***** Information provided *****

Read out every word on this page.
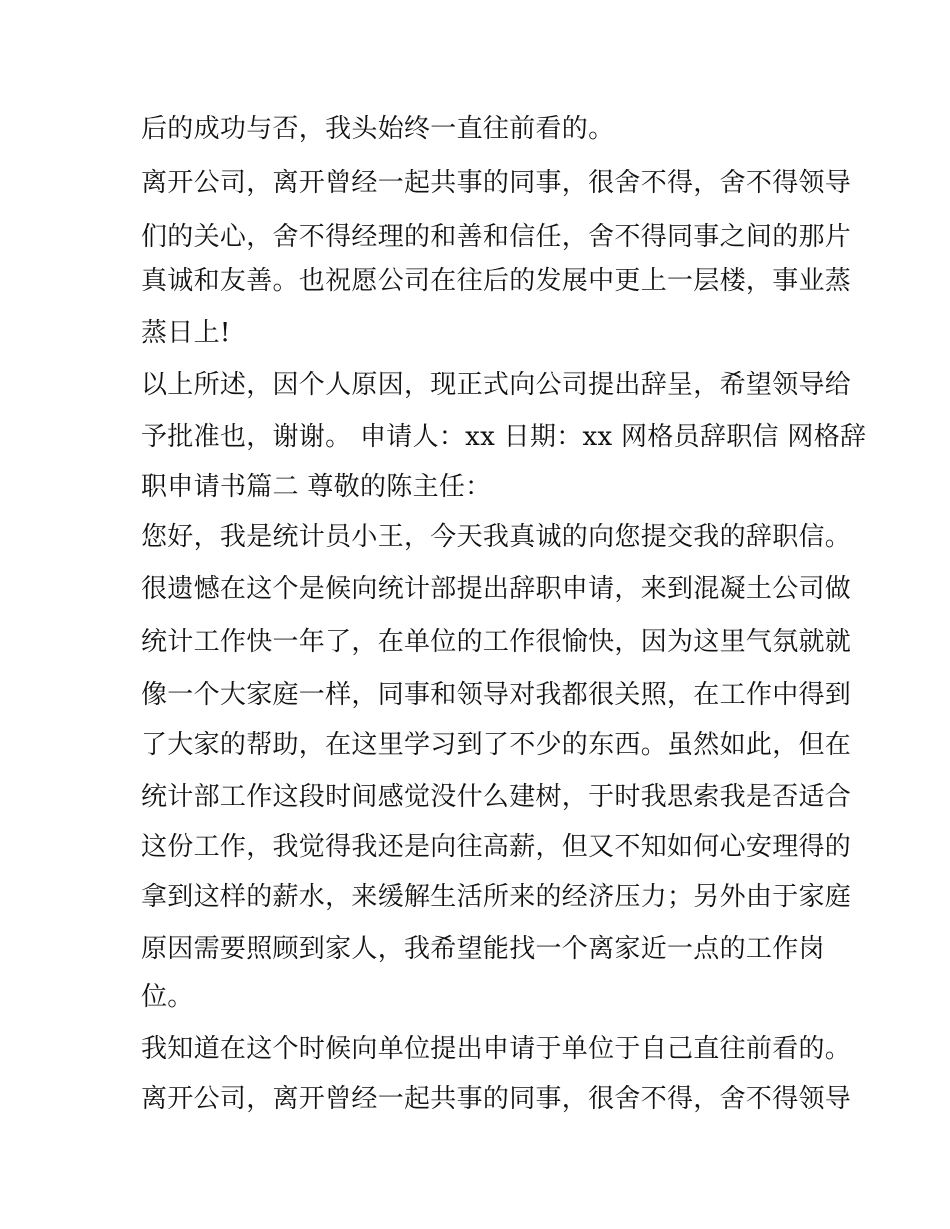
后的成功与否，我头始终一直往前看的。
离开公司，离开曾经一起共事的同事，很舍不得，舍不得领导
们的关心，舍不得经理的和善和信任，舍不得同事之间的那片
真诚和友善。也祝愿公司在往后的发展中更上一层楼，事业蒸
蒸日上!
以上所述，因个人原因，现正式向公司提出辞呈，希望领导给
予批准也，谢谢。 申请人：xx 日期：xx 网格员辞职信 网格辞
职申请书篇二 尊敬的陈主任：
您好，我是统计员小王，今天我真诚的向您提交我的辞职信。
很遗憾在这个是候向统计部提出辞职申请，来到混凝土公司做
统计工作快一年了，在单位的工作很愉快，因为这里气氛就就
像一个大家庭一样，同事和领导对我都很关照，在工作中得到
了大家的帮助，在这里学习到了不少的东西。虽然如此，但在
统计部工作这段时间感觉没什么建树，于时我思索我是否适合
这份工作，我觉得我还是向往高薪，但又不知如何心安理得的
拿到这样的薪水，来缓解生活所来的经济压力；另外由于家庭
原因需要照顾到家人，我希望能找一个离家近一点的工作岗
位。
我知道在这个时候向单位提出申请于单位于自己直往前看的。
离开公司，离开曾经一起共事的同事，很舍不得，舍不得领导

*****

Exercise prompt: Print out the lines exactly, skipping any picture.

Correct response:
Read out every word on this page.
后的成功与否，我头始终一直往前看的。
离开公司，离开曾经一起共事的同事，很舍不得，舍不得领导
们的关心，舍不得经理的和善和信任，舍不得同事之间的那片
真诚和友善。也祝愿公司在往后的发展中更上一层楼，事业蒸
蒸日上!
以上所述，因个人原因，现正式向公司提出辞呈，希望领导给
予批准也，谢谢。 申请人：xx 日期：xx 网格员辞职信 网格辞
职申请书篇二 尊敬的陈主任：
您好，我是统计员小王，今天我真诚的向您提交我的辞职信。
很遗憾在这个是候向统计部提出辞职申请，来到混凝土公司做
统计工作快一年了，在单位的工作很愉快，因为这里气氛就就
像一个大家庭一样，同事和领导对我都很关照，在工作中得到
了大家的帮助，在这里学习到了不少的东西。虽然如此，但在
统计部工作这段时间感觉没什么建树，于时我思索我是否适合
这份工作，我觉得我还是向往高薪，但又不知如何心安理得的
拿到这样的薪水，来缓解生活所来的经济压力；另外由于家庭
原因需要照顾到家人，我希望能找一个离家近一点的工作岗
位。
我知道在这个时候向单位提出申请于单位于自己直往前看的。
离开公司，离开曾经一起共事的同事，很舍不得，舍不得领导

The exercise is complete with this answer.